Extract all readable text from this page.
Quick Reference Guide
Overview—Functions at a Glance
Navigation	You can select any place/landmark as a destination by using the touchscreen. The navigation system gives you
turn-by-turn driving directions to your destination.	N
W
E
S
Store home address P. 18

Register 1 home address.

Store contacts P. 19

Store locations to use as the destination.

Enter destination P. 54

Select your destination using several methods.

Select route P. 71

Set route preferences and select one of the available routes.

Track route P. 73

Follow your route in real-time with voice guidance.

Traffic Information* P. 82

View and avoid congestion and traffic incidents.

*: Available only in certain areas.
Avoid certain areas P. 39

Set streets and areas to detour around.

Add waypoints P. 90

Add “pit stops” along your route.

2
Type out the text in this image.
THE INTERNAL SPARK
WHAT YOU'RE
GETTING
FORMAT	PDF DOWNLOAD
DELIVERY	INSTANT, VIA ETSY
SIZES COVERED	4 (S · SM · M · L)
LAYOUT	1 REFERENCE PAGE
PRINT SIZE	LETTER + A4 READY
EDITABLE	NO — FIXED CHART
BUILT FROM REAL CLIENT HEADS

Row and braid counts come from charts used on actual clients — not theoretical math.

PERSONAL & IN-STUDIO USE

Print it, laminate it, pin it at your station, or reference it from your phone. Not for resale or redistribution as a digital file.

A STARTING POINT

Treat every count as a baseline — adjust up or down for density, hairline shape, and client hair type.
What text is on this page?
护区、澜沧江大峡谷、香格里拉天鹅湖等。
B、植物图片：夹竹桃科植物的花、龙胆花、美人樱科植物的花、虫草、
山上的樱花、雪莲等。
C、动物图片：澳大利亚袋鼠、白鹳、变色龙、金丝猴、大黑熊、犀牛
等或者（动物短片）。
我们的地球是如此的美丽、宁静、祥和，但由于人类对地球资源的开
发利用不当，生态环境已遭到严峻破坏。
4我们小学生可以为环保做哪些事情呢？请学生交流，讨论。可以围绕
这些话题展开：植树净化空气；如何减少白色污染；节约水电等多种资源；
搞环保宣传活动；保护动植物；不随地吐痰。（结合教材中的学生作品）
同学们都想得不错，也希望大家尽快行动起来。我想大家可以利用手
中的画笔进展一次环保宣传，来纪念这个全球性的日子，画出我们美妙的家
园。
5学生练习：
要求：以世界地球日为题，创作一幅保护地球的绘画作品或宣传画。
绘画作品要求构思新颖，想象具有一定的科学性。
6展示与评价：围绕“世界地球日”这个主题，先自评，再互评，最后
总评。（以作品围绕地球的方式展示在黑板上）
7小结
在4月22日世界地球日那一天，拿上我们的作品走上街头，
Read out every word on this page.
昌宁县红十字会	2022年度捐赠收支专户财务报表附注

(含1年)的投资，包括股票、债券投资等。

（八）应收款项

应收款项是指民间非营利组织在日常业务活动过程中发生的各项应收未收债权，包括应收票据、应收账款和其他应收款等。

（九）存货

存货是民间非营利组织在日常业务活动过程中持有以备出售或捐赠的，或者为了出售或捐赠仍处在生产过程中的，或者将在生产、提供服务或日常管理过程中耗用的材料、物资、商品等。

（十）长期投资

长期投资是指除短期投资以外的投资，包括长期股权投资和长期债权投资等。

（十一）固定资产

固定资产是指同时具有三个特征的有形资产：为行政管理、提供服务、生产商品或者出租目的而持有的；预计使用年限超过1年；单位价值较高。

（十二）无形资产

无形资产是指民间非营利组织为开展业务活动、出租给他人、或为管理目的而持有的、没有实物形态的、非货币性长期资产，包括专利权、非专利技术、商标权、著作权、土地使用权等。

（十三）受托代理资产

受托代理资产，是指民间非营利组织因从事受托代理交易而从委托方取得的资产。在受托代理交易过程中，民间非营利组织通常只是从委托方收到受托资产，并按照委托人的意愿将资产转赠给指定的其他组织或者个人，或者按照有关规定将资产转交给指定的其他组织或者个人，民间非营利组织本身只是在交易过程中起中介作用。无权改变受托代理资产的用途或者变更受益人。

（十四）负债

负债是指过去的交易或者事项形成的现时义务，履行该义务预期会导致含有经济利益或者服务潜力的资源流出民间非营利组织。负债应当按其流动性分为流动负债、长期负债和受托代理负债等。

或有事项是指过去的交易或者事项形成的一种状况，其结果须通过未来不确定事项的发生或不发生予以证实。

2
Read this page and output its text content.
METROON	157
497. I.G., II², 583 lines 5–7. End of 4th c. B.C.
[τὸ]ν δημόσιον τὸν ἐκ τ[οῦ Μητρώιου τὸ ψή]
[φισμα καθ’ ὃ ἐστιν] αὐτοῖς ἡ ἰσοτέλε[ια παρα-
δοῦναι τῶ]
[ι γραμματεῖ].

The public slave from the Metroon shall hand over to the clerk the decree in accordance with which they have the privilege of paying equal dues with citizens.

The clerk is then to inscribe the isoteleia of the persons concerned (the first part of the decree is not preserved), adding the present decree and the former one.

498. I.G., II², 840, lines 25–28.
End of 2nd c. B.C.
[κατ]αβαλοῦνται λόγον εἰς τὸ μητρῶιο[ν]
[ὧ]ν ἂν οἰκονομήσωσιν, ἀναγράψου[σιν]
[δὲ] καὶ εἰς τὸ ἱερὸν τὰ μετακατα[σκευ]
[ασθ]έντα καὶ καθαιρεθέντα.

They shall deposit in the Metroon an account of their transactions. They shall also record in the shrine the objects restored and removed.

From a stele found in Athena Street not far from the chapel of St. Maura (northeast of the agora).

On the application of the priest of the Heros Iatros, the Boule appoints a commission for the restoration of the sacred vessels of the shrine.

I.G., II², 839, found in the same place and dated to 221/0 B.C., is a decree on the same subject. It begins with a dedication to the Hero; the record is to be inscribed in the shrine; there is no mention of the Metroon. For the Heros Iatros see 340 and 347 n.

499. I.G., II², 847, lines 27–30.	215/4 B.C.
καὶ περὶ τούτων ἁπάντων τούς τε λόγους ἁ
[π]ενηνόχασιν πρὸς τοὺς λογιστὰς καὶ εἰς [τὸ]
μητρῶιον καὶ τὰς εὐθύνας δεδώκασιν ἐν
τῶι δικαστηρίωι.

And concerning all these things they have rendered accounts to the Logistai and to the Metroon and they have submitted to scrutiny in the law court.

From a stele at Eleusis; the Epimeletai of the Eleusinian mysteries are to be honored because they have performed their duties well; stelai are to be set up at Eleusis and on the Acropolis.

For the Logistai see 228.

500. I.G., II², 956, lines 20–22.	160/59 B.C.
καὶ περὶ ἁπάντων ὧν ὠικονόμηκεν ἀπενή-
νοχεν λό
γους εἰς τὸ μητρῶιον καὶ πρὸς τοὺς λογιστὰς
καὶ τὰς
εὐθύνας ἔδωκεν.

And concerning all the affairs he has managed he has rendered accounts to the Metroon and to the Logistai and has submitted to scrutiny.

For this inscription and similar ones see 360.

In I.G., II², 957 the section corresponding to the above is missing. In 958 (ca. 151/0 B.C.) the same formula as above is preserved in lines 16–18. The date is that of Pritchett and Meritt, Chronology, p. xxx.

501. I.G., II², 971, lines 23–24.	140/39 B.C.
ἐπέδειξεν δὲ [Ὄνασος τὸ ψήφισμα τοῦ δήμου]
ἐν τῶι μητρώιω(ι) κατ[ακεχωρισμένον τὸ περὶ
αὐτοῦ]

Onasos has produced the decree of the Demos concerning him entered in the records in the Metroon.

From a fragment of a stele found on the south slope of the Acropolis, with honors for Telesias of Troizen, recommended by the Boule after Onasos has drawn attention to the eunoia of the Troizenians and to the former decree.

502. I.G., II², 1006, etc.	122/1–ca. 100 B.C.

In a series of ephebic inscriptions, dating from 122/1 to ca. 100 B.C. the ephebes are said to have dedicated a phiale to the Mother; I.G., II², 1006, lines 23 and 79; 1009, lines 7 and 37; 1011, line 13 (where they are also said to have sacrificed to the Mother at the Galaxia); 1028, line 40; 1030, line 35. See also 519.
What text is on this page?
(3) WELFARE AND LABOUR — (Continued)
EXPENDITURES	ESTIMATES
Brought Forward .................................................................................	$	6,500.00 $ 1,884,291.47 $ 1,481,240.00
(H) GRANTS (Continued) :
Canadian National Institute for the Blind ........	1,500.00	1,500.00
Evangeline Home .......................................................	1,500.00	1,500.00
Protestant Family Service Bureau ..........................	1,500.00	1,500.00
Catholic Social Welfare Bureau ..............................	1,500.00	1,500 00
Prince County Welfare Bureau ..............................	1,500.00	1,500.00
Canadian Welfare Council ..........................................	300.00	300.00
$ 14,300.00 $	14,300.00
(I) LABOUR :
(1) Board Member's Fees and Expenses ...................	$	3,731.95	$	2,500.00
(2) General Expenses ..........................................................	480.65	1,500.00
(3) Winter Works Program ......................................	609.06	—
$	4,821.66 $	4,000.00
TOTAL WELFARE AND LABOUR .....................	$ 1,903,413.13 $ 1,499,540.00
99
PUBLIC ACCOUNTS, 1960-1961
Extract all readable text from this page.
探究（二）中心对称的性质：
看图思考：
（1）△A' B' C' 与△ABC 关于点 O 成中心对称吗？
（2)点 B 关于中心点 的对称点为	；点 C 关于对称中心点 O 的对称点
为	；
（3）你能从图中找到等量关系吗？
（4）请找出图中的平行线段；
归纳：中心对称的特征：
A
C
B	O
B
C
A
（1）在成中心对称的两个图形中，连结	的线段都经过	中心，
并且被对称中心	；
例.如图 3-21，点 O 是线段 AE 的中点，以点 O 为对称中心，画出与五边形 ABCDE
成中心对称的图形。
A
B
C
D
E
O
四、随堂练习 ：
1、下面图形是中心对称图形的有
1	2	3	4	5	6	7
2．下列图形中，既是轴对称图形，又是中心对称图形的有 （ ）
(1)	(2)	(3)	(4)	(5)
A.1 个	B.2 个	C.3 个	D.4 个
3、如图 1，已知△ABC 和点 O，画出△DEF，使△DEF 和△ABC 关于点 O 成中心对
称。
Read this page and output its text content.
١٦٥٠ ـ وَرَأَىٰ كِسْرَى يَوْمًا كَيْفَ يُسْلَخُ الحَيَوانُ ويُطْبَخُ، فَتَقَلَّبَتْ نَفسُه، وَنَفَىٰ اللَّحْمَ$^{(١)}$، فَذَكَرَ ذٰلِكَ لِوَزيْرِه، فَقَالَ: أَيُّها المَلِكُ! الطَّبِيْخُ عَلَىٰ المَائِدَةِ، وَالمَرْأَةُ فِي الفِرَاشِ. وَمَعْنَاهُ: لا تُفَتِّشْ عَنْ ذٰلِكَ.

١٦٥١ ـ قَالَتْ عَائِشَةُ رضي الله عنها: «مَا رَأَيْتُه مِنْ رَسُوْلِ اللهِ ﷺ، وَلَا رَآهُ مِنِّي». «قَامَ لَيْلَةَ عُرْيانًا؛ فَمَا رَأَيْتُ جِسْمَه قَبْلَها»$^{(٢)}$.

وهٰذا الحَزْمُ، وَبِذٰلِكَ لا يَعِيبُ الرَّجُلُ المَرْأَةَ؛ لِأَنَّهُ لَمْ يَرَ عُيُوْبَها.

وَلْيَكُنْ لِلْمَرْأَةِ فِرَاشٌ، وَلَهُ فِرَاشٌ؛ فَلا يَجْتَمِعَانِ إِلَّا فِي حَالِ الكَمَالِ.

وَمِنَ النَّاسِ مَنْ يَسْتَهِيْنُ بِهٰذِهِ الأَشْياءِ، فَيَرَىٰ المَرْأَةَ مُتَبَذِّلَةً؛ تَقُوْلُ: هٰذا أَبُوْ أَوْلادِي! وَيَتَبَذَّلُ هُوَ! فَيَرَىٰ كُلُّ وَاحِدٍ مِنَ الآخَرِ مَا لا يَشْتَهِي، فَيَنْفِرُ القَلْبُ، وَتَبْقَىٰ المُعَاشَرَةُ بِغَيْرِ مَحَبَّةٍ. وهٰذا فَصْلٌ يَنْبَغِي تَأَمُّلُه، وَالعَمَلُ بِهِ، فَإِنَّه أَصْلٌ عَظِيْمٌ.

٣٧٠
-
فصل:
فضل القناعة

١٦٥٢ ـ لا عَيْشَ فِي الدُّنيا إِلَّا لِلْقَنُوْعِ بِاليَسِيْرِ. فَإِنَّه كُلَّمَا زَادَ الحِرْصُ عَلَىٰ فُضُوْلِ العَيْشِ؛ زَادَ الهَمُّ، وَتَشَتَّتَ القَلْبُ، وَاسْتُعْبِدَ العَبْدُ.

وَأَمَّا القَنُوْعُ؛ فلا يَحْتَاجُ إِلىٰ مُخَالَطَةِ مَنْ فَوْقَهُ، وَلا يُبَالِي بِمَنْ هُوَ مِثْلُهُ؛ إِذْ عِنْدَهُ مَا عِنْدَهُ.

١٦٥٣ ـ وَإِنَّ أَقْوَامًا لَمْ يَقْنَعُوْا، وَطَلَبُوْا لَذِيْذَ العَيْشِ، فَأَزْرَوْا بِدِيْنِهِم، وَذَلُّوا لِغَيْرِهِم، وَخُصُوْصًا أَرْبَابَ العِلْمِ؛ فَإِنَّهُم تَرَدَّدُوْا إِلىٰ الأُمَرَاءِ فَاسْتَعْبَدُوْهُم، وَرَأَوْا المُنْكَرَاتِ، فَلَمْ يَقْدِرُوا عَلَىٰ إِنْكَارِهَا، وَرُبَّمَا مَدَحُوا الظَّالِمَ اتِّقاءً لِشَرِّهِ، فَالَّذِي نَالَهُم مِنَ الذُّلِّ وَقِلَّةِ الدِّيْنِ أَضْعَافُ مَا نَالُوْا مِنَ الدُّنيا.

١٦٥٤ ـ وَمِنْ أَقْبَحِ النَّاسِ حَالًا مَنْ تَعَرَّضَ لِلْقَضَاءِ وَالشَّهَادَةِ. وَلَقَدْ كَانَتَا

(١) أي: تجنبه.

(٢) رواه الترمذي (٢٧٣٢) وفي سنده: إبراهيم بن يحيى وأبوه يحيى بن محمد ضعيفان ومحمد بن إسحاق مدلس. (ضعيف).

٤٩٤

______

Short problem:
Working from the entries above, return all lines that contain "stele".

Output of the exercise:
From a stele found in Athena Street not far from the chapel of St. Maura (northeast of the agora).
From a stele at Eleusis; the Epimeletai of the Eleusinian mysteries are to be honored because they have performed their duties well; stelai are to be set up at Eleusis and on the Acropolis.
From a fragment of a stele found on the south slope of the Acropolis, with honors for Telesias of Troizen, recommended by the Boule after Onasos has drawn attention to the eunoia of the Troizenians and to the former decree.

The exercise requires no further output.